WORK INSTRUCTIONS> Give the material again in full, matching it exactly.

(Chart and figure data)
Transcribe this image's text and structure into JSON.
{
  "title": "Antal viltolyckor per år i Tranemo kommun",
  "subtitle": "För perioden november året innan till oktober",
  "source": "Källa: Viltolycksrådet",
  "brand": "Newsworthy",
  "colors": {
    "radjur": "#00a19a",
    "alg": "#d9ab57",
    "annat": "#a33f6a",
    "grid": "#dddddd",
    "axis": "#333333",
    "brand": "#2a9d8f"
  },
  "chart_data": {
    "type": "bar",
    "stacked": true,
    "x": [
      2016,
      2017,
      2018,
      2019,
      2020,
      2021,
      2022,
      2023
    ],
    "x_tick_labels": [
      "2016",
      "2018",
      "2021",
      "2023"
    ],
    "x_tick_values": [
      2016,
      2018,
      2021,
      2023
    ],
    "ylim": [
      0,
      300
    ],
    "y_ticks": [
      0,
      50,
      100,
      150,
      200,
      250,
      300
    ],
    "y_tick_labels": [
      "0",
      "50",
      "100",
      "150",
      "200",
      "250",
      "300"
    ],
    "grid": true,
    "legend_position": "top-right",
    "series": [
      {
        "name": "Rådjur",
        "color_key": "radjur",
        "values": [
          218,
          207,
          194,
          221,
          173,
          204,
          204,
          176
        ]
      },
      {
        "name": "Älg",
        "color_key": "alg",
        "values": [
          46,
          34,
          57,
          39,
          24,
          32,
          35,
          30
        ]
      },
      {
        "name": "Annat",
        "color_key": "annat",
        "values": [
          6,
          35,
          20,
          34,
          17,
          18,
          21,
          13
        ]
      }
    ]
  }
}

SOLUTION BELOW>
Transcribe this image's text and structure into JSON.
{
  "title": "Antal viltolyckor per år i Tranemo kommun",
  "subtitle": "För perioden november året innan till oktober",
  "source": "Källa: Viltolycksrådet",
  "brand": "Newsworthy",
  "colors": {
    "radjur": "#00a19a",
    "alg": "#d9ab57",
    "annat": "#a33f6a",
    "grid": "#dddddd",
    "axis": "#333333",
    "brand": "#2a9d8f"
  },
  "chart_data": {
    "type": "bar",
    "stacked": true,
    "x": [
      2016,
      2017,
      2018,
      2019,
      2020,
      2021,
      2022,
      2023
    ],
    "x_tick_labels": [
      "2016",
      "2018",
      "2021",
      "2023"
    ],
    "x_tick_values": [
      2016,
      2018,
      2021,
      2023
    ],
    "ylim": [
      0,
      300
    ],
    "y_ticks": [
      0,
      50,
      100,
      150,
      200,
      250,
      300
    ],
    "y_tick_labels": [
      "0",
      "50",
      "100",
      "150",
      "200",
      "250",
      "300"
    ],
    "grid": true,
    "legend_position": "top-right",
    "series": [
      {
        "name": "Rådjur",
        "color_key": "radjur",
        "values": [
          218,
          207,
          194,
          221,
          173,
          204,
          204,
          176
        ]
      },
      {
        "name": "Älg",
        "color_key": "alg",
        "values": [
          46,
          34,
          57,
          39,
          24,
          32,
          35,
          30
        ]
      },
      {
        "name": "Annat",
        "color_key": "annat",
        "values": [
          6,
          35,
          20,
          34,
          17,
          18,
          21,
          13
        ]
      }
    ]
  }
}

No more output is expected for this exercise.